▶ _WORK TO DO_
Return the number of lines in which the word "freeze" appears; add nothing else.

▶ _AVAILABLE DATA_

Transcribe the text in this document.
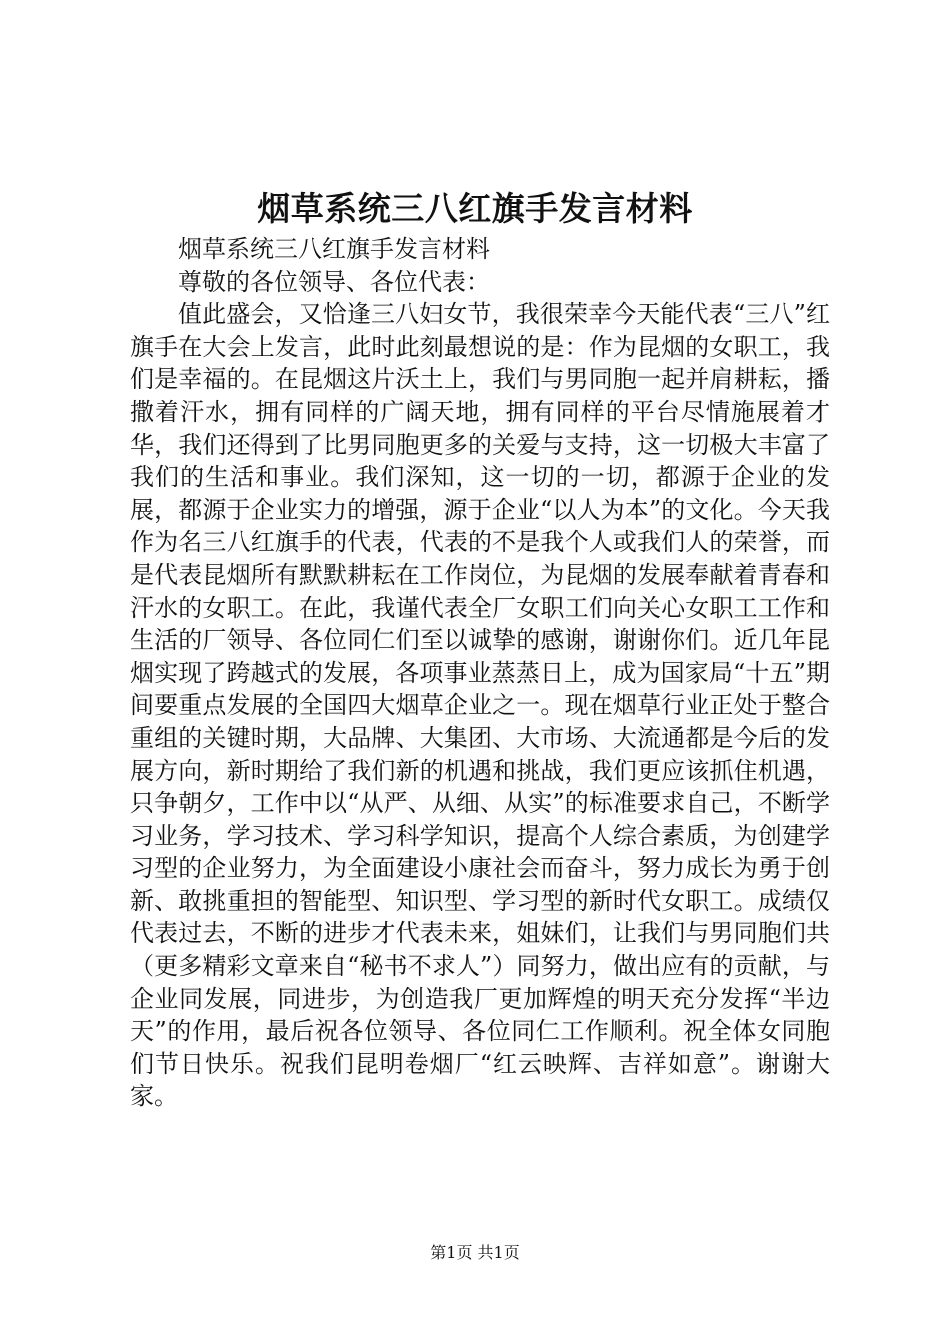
烟草系统三八红旗手发言材料

烟草系统三八红旗手发言材料

尊敬的各位领导、各位代表：

值此盛会，又恰逢三八妇女节，我很荣幸今天能代表“三八”红旗手在大会上发言，此时此刻最想说的是：作为昆烟的女职工，我们是幸福的。在昆烟这片沃土上，我们与男同胞一起并肩耕耘，播撒着汗水，拥有同样的广阔天地，拥有同样的平台尽情施展着才华，我们还得到了比男同胞更多的关爱与支持，这一切极大丰富了我们的生活和事业。我们深知，这一切的一切，都源于企业的发展，都源于企业实力的增强，源于企业“以人为本”的文化。今天我作为名三八红旗手的代表，代表的不是我个人或我们人的荣誉，而是代表昆烟所有默默耕耘在工作岗位，为昆烟的发展奉献着青春和汗水的女职工。在此，我谨代表全厂女职工们向关心女职工工作和生活的厂领导、各位同仁们至以诚挚的感谢，谢谢你们。近几年昆烟实现了跨越式的发展，各项事业蒸蒸日上，成为国家局“十五”期间要重点发展的全国四大烟草企业之一。现在烟草行业正处于整合重组的关键时期，大品牌、大集团、大市场、大流通都是今后的发展方向，新时期给了我们新的机遇和挑战，我们更应该抓住机遇，只争朝夕，工作中以“从严、从细、从实”的标准要求自己，不断学习业务，学习技术、学习科学知识，提高个人综合素质，为创建学习型的企业努力，为全面建设小康社会而奋斗，努力成长为勇于创新、敢挑重担的智能型、知识型、学习型的新时代女职工。成绩仅代表过去，不断的进步才代表未来，姐妹们，让我们与男同胞们共（更多精彩文章来自“秘书不求人”）同努力，做出应有的贡献，与企业同发展，同进步，为创造我厂更加辉煌的明天充分发挥“半边天”的作用，最后祝各位领导、各位同仁工作顺利。祝全体女同胞们节日快乐。祝我们昆明卷烟厂“红云映辉、吉祥如意”。谢谢大家。

第1页 共1页
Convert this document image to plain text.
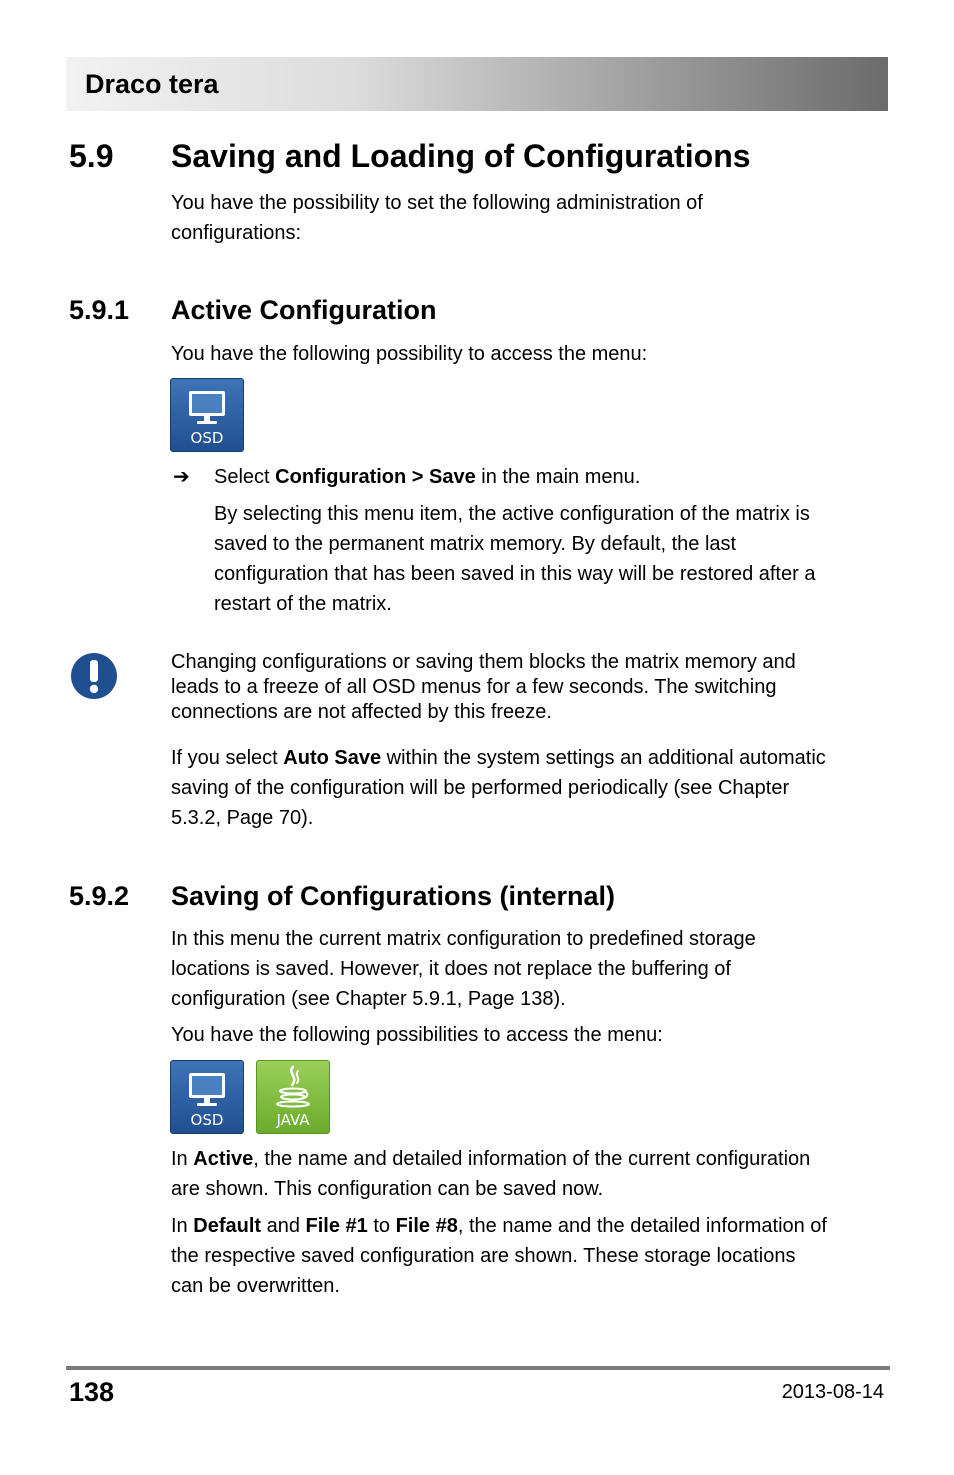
Draco tera
5.9 Saving and Loading of Configurations
You have the possibility to set the following administration of
configurations:
5.9.1 Active Configuration
You have the following possibility to access the menu:
OSD
➔ Select Configuration > Save in the main menu.
By selecting this menu item, the active configuration of the matrix is
saved to the permanent matrix memory. By default, the last
configuration that has been saved in this way will be restored after a
restart of the matrix.
Changing configurations or saving them blocks the matrix memory and
leads to a freeze of all OSD menus for a few seconds. The switching
connections are not affected by this freeze.
If you select Auto Save within the system settings an additional automatic
saving of the configuration will be performed periodically (see Chapter
5.3.2, Page 70).
5.9.2 Saving of Configurations (internal)
In this menu the current matrix configuration to predefined storage
locations is saved. However, it does not replace the buffering of
configuration (see Chapter 5.9.1, Page 138).
You have the following possibilities to access the menu:
OSD	JAVA
In Active, the name and detailed information of the current configuration
are shown. This configuration can be saved now.
In Default and File #1 to File #8, the name and the detailed information of
the respective saved configuration are shown. These storage locations
can be overwritten.
138	2013-08-14
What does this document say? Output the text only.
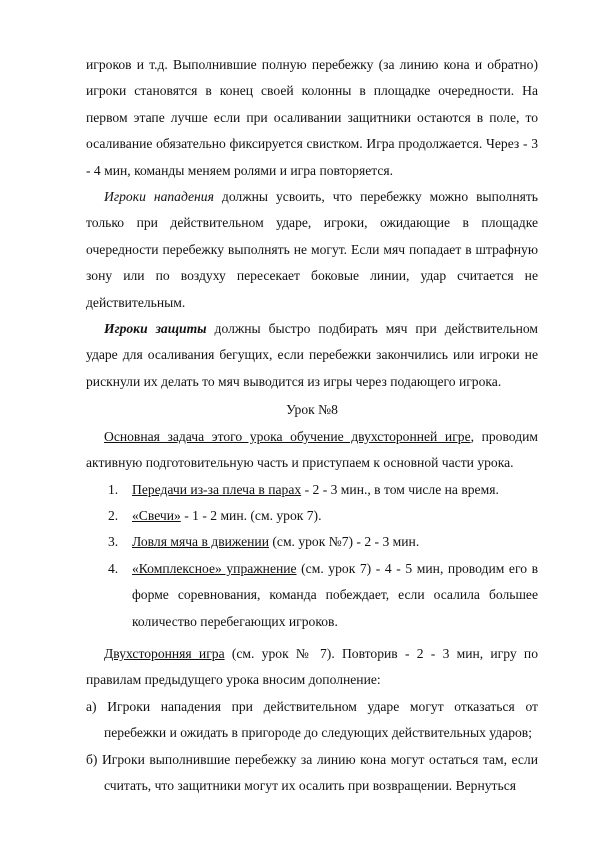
игроков и т.д. Выполнившие полную перебежку (за линию кона и обратно) игроки становятся в конец своей колонны в площадке очередности. На первом этапе лучше если при осаливании защитники остаются в поле, то осаливание обязательно фиксируется свистком. Игра продолжается. Через - 3 - 4 мин, команды меняем ролями и игра повторяется.

Игроки нападения должны усвоить, что перебежку можно выполнять только при действительном ударе, игроки, ожидающие в площадке очередности перебежку выполнять не могут. Если мяч попадает в штрафную зону или по воздуху пересекает боковые линии, удар считается не действительным.

Игроки защиты должны быстро подбирать мяч при действительном ударе для осаливания бегущих, если перебежки закончились или игроки не рискнули их делать то мяч выводится из игры через подающего игрока.

Урок №8

Основная задача этого урока обучение двухсторонней игре, проводим активную подготовительную часть и приступаем к основной части урока.

1. Передачи из-за плеча в парах - 2 - 3 мин., в том числе на время.
2. «Свечи» - 1 - 2 мин. (см. урок 7).
3. Ловля мяча в движении (см. урок №7) - 2 - 3 мин.
4. «Комплексное» упражнение (см. урок 7) - 4 - 5 мин, проводим его в форме соревнования, команда побеждает, если осалила большее количество перебегающих игроков.

Двухсторонняя игра (см. урок № 7). Повторив - 2 - 3 мин, игру по правилам предыдущего урока вносим дополнение:

а) Игроки нападения при действительном ударе могут отказаться от перебежки и ожидать в пригороде до следующих действительных ударов;

б) Игроки выполнившие перебежку за линию кона могут остаться там, если считать, что защитники могут их осалить при возвращении. Вернуться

▶ _TASK RESULT_
2